Extracted records
** START **

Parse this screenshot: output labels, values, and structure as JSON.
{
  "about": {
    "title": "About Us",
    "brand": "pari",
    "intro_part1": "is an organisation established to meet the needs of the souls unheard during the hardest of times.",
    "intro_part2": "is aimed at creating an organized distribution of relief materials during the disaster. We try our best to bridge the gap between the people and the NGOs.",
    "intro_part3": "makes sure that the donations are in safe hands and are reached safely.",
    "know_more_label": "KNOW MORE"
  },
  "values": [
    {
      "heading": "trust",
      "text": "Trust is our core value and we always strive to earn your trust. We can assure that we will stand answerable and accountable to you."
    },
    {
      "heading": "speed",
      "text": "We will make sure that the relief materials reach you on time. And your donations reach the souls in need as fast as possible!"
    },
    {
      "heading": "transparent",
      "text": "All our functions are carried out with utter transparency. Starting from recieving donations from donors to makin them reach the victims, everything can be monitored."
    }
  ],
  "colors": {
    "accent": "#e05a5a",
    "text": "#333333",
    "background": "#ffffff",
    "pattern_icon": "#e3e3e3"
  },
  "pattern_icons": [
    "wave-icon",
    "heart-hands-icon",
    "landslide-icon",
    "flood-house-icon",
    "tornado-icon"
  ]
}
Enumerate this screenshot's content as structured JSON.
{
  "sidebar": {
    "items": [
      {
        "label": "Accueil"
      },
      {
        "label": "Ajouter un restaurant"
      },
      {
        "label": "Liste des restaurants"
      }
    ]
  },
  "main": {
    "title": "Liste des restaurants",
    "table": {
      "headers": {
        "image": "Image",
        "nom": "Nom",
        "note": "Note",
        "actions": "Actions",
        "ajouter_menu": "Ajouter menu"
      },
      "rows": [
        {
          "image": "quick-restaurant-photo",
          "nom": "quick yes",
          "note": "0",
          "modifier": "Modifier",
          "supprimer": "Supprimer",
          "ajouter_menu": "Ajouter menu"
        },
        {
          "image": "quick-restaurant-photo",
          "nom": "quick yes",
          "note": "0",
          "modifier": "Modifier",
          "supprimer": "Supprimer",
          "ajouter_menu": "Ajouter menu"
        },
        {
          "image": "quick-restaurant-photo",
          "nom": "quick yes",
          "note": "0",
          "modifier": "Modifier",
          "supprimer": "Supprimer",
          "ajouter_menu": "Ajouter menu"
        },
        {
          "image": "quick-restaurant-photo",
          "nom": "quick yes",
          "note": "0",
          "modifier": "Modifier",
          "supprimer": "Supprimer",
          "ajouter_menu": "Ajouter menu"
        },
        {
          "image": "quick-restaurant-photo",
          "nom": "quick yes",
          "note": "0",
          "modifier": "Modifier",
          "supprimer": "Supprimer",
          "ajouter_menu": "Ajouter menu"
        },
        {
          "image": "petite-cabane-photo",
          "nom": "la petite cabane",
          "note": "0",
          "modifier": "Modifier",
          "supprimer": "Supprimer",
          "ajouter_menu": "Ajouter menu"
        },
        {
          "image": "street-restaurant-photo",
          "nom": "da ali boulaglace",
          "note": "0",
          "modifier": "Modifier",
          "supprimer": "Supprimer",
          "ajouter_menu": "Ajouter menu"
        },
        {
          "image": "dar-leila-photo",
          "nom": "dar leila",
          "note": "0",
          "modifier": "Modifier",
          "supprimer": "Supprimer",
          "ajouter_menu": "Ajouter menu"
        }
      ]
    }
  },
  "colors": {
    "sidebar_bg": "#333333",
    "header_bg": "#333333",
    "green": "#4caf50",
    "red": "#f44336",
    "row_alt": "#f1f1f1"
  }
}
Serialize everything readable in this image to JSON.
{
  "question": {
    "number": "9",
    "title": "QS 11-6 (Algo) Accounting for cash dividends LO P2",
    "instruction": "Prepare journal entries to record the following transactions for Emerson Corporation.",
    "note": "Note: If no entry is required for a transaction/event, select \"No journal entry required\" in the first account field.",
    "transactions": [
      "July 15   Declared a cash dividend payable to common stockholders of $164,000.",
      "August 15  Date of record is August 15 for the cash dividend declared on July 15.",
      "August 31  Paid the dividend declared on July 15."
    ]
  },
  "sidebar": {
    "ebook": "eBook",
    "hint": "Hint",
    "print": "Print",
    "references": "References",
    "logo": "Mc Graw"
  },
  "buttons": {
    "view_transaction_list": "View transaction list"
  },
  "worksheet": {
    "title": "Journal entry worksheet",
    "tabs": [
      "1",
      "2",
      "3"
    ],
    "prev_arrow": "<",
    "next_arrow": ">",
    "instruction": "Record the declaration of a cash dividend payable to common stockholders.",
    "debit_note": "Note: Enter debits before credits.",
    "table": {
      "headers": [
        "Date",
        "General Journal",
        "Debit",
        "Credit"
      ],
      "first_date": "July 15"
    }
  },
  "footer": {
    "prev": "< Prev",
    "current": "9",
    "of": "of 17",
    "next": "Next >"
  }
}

** END **

** EXERCISE DETAILS **
Gather every line containing the word "trust" and copy it.

** ANSWER BELOW **
      "heading": "trust",
      "text": "Trust is our core value and we always strive to earn your trust. We can assure that we will stand answerable and accountable to you."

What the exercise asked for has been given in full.